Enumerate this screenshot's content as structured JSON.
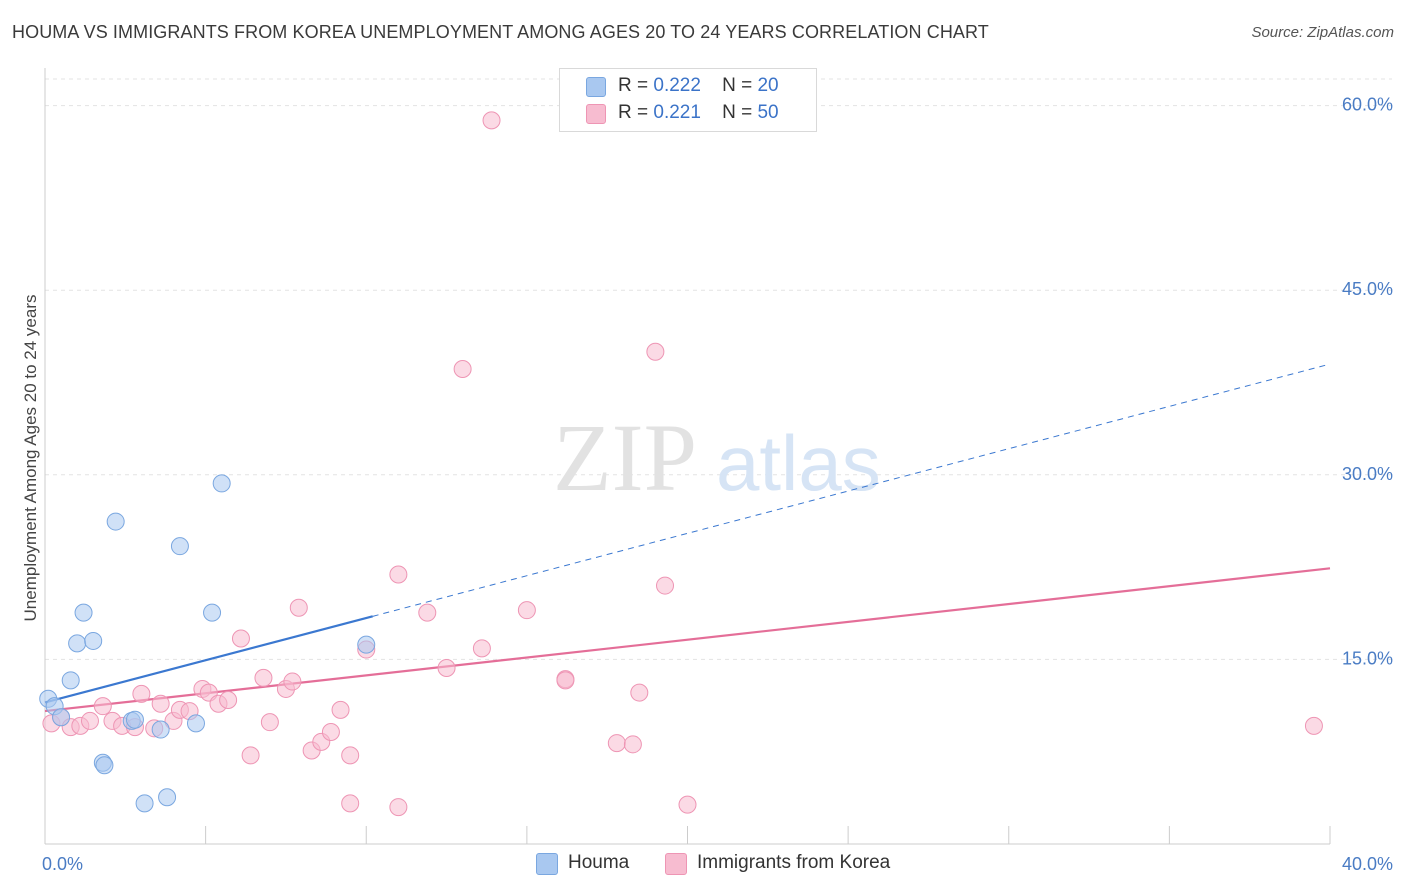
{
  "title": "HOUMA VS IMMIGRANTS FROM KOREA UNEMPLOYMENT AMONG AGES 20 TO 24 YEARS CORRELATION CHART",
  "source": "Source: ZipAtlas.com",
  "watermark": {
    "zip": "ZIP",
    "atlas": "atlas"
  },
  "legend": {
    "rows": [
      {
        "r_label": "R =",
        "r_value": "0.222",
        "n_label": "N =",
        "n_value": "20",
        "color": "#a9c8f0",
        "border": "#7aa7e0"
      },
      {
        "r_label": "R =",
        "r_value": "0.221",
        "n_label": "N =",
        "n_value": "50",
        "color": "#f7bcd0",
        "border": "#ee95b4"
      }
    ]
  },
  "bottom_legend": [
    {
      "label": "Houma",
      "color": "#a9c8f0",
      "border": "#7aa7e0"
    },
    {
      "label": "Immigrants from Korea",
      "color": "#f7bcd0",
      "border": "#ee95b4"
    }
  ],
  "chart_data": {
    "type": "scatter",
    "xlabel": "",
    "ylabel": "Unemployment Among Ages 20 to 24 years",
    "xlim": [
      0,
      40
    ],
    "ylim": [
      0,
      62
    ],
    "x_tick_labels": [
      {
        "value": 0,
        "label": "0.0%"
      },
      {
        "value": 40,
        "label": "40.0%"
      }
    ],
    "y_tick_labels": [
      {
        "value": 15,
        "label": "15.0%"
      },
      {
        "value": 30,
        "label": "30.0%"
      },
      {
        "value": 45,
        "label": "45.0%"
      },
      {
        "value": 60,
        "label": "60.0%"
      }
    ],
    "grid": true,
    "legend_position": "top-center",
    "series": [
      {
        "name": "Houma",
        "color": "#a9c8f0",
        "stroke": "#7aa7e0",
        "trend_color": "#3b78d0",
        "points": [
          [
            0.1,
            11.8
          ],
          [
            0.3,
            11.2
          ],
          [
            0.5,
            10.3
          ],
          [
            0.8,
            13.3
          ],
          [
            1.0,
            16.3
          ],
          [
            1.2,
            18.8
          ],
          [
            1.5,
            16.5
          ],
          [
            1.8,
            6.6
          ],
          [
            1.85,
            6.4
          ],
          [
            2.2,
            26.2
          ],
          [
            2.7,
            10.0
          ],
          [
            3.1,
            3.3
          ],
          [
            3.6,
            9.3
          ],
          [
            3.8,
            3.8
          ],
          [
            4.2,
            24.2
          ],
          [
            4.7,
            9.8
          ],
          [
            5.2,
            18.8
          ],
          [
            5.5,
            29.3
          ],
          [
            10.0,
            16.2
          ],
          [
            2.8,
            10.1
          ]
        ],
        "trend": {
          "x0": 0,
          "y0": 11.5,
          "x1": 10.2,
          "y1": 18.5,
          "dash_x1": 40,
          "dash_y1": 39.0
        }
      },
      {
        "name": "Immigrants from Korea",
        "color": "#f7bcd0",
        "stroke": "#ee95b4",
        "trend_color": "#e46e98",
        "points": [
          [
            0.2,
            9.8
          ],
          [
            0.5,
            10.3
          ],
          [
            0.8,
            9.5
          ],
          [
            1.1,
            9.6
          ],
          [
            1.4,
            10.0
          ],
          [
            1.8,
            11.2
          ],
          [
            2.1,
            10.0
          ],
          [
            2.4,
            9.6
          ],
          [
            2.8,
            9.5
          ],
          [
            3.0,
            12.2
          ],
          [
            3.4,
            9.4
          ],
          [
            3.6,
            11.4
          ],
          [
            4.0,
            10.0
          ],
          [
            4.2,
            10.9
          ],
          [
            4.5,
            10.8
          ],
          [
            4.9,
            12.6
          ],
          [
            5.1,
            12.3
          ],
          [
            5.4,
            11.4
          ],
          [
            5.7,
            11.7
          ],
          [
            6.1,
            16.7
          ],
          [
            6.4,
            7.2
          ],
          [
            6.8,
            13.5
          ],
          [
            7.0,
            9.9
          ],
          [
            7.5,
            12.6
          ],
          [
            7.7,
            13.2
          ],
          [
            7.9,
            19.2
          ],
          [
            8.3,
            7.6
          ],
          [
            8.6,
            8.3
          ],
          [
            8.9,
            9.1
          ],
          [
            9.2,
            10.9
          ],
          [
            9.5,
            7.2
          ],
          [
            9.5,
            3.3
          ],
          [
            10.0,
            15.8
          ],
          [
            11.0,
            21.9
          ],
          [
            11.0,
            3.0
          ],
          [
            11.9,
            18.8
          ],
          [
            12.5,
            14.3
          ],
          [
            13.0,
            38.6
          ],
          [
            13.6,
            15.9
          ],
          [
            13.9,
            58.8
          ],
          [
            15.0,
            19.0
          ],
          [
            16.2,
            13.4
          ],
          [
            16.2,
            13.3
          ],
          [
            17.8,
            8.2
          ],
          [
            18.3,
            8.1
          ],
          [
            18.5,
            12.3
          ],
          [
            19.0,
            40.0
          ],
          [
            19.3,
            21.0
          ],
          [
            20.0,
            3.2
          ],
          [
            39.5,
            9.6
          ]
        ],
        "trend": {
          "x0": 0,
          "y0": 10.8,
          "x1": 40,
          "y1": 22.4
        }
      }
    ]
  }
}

=-=-=-=-=

_Required task_
List each line of the records that holds the string "name".

_Output for this exercise_
        "name": "Houma",
        "name": "Immigrants from Korea",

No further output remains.